_Figure collection entries:_
####

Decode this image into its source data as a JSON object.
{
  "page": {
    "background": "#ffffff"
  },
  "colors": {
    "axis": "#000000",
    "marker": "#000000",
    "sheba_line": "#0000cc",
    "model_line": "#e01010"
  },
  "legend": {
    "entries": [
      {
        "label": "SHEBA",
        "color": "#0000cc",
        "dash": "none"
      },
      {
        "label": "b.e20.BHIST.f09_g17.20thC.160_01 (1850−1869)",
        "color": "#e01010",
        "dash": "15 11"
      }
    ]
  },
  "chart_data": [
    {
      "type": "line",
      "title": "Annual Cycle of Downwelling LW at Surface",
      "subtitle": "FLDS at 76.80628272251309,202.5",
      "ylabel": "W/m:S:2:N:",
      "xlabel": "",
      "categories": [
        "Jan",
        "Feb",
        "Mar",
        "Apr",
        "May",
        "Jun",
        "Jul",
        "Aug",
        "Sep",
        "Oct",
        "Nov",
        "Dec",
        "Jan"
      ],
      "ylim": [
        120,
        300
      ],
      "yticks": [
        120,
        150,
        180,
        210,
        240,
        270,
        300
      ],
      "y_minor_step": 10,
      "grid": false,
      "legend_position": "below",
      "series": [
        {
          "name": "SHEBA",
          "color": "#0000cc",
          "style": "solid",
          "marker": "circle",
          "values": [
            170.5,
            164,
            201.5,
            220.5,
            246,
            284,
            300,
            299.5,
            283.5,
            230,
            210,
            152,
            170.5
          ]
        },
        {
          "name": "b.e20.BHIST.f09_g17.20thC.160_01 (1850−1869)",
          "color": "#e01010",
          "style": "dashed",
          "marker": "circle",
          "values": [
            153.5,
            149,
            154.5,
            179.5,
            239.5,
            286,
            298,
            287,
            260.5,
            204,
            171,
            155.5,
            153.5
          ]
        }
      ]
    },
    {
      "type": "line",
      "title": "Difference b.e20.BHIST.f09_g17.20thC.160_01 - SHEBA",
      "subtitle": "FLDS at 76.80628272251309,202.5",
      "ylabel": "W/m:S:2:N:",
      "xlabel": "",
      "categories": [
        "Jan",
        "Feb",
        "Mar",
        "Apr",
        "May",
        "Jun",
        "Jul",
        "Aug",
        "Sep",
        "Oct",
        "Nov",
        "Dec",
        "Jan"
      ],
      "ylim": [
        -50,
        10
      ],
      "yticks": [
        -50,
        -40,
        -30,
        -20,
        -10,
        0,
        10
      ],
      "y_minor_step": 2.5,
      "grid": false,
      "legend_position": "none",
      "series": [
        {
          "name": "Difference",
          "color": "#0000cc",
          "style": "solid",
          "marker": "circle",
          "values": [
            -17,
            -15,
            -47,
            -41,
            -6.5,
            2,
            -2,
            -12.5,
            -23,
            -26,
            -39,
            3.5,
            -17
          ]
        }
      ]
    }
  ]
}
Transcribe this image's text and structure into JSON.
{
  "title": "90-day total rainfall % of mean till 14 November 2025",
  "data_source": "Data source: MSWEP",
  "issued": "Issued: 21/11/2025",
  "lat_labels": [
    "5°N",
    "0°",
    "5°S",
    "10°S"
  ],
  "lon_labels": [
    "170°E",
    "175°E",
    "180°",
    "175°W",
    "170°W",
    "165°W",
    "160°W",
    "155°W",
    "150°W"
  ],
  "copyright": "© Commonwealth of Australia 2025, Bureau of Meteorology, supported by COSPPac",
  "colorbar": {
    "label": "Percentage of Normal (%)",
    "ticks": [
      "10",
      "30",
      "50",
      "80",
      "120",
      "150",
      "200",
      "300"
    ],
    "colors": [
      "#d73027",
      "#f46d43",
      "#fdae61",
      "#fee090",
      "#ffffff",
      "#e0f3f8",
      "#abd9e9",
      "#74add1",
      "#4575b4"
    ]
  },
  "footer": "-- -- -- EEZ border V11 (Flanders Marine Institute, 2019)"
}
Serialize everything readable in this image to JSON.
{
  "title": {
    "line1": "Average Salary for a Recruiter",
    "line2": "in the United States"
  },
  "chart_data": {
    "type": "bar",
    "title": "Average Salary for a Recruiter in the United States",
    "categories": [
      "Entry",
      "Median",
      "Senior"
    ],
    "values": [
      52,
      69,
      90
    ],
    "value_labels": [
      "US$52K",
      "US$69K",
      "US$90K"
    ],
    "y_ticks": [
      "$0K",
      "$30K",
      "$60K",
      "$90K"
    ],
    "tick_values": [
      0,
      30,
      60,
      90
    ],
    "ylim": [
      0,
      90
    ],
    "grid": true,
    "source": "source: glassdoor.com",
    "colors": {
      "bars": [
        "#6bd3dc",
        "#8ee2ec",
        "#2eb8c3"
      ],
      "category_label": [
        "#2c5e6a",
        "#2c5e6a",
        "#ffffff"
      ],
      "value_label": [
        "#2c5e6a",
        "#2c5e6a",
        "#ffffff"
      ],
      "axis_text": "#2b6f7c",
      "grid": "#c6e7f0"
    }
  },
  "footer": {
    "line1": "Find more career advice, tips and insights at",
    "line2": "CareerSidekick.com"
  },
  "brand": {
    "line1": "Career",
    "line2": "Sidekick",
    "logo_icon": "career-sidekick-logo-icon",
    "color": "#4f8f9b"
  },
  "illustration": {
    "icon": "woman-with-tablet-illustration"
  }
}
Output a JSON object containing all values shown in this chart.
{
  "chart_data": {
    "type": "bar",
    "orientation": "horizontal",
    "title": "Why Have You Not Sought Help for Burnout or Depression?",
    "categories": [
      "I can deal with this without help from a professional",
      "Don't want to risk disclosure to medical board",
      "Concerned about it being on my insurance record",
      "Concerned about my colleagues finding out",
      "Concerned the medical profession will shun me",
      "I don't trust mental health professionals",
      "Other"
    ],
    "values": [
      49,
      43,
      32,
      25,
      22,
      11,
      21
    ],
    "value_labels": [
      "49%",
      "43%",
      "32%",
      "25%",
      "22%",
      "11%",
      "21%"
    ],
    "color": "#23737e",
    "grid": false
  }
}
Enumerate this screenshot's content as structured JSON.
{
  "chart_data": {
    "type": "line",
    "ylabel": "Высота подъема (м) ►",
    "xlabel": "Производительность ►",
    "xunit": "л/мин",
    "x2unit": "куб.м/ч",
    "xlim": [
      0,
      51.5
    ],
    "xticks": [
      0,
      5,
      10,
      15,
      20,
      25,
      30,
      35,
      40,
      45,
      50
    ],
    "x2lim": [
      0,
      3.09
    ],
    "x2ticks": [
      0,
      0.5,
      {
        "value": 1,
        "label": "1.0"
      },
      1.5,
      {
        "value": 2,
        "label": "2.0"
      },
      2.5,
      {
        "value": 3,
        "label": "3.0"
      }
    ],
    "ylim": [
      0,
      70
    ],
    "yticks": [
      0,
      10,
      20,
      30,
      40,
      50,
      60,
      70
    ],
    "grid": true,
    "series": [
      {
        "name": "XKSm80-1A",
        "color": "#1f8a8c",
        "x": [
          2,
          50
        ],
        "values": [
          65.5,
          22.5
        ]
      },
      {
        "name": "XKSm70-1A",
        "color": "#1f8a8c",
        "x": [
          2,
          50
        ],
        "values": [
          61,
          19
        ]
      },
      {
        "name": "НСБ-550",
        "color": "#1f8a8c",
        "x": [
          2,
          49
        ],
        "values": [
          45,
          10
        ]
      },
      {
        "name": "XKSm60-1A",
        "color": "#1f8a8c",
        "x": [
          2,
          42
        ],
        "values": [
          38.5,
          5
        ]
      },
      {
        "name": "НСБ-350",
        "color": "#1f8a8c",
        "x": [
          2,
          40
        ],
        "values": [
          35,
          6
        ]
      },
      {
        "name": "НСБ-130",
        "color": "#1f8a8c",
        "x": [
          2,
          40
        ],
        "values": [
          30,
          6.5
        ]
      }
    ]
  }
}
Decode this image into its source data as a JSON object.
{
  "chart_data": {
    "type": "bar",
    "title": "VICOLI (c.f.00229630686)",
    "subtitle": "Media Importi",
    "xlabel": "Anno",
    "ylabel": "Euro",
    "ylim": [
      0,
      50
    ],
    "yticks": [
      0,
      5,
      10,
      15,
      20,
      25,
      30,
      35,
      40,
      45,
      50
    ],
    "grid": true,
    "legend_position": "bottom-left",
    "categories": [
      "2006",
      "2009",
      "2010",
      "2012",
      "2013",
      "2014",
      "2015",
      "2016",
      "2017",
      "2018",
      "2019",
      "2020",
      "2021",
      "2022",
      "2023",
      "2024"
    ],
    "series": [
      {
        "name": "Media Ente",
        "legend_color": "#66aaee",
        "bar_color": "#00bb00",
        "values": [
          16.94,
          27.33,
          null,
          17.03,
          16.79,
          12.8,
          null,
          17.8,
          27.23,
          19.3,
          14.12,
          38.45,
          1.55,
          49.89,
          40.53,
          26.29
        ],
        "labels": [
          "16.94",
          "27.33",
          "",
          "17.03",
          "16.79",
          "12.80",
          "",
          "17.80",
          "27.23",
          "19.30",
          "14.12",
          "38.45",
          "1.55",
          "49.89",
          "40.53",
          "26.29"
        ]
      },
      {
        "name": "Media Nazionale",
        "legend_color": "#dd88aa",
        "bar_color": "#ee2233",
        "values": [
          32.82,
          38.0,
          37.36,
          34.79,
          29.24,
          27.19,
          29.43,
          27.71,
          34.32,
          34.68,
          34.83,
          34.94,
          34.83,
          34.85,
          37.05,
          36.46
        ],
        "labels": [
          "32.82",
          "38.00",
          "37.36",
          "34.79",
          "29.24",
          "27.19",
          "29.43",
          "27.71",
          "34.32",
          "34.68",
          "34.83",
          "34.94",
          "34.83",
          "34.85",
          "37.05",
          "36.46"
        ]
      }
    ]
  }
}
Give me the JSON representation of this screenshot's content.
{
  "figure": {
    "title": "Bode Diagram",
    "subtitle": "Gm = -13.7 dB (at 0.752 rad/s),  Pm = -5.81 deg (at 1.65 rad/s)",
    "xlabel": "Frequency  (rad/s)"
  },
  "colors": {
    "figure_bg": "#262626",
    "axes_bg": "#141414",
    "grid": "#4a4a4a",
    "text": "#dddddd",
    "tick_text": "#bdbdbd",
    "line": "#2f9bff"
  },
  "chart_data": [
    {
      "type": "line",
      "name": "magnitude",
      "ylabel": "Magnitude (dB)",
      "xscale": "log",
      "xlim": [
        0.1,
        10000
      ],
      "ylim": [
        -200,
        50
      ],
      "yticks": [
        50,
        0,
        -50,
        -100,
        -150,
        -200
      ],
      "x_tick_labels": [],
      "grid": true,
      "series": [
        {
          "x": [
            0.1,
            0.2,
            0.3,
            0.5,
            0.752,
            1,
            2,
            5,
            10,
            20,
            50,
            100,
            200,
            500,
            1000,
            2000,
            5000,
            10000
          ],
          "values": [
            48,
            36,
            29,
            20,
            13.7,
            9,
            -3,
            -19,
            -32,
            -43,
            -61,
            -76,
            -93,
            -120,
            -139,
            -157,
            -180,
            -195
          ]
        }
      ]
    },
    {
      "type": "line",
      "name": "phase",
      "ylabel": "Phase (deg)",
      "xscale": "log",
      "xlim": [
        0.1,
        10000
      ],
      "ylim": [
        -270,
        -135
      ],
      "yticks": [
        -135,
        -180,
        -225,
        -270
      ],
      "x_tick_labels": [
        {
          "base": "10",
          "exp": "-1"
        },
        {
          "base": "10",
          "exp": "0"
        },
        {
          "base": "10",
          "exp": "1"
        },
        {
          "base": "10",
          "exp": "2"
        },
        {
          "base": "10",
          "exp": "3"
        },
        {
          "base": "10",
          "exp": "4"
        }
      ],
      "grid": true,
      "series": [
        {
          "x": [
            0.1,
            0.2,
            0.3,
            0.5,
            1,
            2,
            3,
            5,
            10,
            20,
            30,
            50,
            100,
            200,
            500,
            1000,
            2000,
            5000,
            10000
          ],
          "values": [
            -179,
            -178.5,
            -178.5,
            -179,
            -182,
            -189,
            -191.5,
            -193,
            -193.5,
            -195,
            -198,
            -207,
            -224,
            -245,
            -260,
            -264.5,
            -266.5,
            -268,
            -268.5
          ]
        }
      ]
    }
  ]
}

####

_WHAT IS BEING ASKED:_ How many of the listing's lines contain "image"? Respond with a single number and nothing else.

_SOLVED EXERCISE:_ 4